> [Fragmento del texto]:
■ ■ ■ ■

Armando A. Rivera, San José, Mendoza: en el no deseado combate entre descripciones y argumento, las primeras ganan por goleada. En notable el desnivel que existe entre las detalladas y muy logradas fotografías que expones, y el endeble núcleo argumental. Sería interesante ver qué resulta después de trabajar los sucesos del relato, en el mismo marco ambiental.

Cirenia Salazar Aguirre, Monterrey, Nueva León, México: si bien tu texto destila mucha ternura, hay un cierto exceso de palabras que lo afecta seriamente. Por ejemplo, dices unas cuatro veces que el muchacho es guapo. Además, si bien el entusiasmo desbordante y tu elección de un diario personal para contar la historia te dan algunas licencias, sería mejor mostrar escenas (lo que de hecho haces, pero podría haber más) antes que explicar los sentimientos. Nos encantó el final y una frase en particular: “Sentía algo en mi estomago que no sé si serán las famosas maripositas”.

Isabel Sánchez, Guaymallén, Mendoza: todos los logros que consigues en diálogos verosímiles y de ágil lectura, se pierde en parrafadas demasiado extensas y recargadas de palabras. Te recomendamos reescribir el relato aligerando las frases rimbombantes y orientando la mirada hacia el núcleo argumental.

Liz Sister, Ciudad de Buenos Aires: tu texto, aunque contiene algunos elementos de incipiente valor, sufre dos grandes problemas: por un lado, el relato es demasiado acelerado, como si quisiera contar todo en un segundo, sin detenerse en detalle alguno. El efecto que genera es un distanciamiento pronunciado, impidiendo al lector involucrarse en la trama. Además, el personaje de Maira es algo inverosímil. No se entiende bien si, ante la separación con Marco, es la mujer más tolerante del mundo o simplemente no le importa.

Matías Stiep, Cipolletti, Río Negro: aunque resulta evidente tu capacidad para escribir, tu relato sufre dos problemas básicos: en primer lugar, hay un exceso de metáforas y frases “ingeniosas” que detienen una y otra vez el fluir del relato (“sadismo del sol”, “látigo de luz”, “esa imprevista sirena de cabellera de oro”, y muchas más. Por otra parte, el noventa por ciento del cuento es una introducción a... ¡las últimas cinco líneas!, que es donde verdaderamente está la historia. Tal vez deberías invertir los factores y darle mucho más aire a la historia de amor propiamente dicha.

■ ■ ■ ■

> [Consigna 1]:
Según el fragmento de comentarios sobre relatos, ¿cuántas veces se dice en el texto de Cirenia Salazar Aguirre que el muchacho es guapo?
> [Consigna 2]:
Indica si cada afirmación coincide con el fragmento de comentarios sobre relatos. Responde sí o no y cita las palabras del fragmento que lo deciden.
(a) En el cuento de Matías Stiep, la mayor parte es una introducción al final.
(b) Los diálogos de Isabel Sánchez se consideran poco creíbles.
(c) En el texto de Armando A. Rivera, el argumento se impone a las descripciones.
> [Consigna 3]:
Prolonga el fragmento de comentarios sobre relatos a partir de su última oración.

■ ■ ■ ■

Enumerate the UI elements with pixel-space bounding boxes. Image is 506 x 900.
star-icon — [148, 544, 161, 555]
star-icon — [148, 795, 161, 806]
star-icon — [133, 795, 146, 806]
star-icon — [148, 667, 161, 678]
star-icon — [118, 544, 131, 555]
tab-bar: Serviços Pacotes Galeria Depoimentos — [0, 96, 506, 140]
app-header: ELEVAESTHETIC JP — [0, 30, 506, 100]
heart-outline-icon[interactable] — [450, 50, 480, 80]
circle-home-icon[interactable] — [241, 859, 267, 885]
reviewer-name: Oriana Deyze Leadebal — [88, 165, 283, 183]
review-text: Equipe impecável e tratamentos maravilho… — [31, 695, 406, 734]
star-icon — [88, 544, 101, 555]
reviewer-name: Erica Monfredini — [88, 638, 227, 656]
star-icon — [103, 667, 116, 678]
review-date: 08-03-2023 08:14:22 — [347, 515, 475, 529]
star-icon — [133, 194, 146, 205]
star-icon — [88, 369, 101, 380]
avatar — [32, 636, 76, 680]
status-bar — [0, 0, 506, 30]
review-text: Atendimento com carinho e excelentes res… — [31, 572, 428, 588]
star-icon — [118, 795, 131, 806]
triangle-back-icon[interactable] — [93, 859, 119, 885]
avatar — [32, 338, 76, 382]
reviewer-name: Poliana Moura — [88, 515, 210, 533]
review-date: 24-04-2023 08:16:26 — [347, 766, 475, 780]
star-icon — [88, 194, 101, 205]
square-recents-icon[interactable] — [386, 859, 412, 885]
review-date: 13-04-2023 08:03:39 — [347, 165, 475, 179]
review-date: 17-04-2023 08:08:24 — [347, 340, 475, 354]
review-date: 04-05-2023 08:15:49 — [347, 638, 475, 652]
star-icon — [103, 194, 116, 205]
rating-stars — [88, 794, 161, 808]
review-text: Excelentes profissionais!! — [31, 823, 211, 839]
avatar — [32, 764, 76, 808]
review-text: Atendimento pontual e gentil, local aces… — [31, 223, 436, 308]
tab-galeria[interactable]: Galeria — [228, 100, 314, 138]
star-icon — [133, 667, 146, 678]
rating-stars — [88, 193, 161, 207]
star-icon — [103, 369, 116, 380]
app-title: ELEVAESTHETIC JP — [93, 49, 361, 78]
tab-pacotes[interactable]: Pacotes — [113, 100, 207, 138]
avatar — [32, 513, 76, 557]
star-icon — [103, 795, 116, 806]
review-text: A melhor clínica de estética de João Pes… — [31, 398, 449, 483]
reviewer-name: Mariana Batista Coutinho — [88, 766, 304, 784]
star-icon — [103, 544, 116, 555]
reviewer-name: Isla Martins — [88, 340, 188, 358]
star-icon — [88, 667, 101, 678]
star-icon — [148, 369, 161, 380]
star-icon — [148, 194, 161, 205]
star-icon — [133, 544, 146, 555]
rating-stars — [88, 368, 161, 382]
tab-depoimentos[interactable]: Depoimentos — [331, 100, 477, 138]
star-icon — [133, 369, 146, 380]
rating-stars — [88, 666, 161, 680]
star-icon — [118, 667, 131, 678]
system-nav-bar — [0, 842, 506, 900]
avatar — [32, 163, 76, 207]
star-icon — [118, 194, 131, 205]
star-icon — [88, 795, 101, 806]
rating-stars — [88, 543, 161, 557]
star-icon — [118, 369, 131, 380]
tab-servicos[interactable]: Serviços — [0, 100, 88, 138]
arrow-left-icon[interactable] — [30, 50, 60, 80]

■ ■ ■ ■

> [Respuesta 1]:
Unas cuatro veces.

> [Respuesta 2]:
(a) Sí: "el noventa por ciento del cuento es una introducción a... ¡las últimas cinco líneas!"
(b) No: "diálogos verosímiles y de ágil lectura"
(c) No: "en el no deseado combate entre descripciones y argumento, las primeras ganan por goleada"

> [Respuesta 3]:
Mariluz Suárez, México D. F.: “La bailarina” es uno de los mejores textos que hemos recibido en una pseudo categoría que acabamos de inventar, y que podríamos llamar “romances obsesivos”. Aunque no hay demasiados datos sobre los protagonistas, ni suficientes descripciones ni sucesos, el mapeo mental del protagonista es sumamente interesante y verosímil. No todos los paisajes son externos, después de todo. Te has adentrado en un terreno farragoso, y aunque algunos ajustes de argumento (de clímax, más precisamente) no vendrían mal, el resultado es más que positivo. (Texto elegido por El Escriba - Puedes leerlo aquí.)

Gastón Virkel, Miami, Estados Unidos: lo más logrado de “Trazos” es el tono. La poesía y la decepción se combinan de buena forma, pues consiguen que el lector vea (emocionalmente) las escenas. Igualmente, haría falta una reescritura donde se aligeren ciertas metáforas algo rebuscadas (“El sol anaranjaba la tarde”) y redundantes con lo ya expresado.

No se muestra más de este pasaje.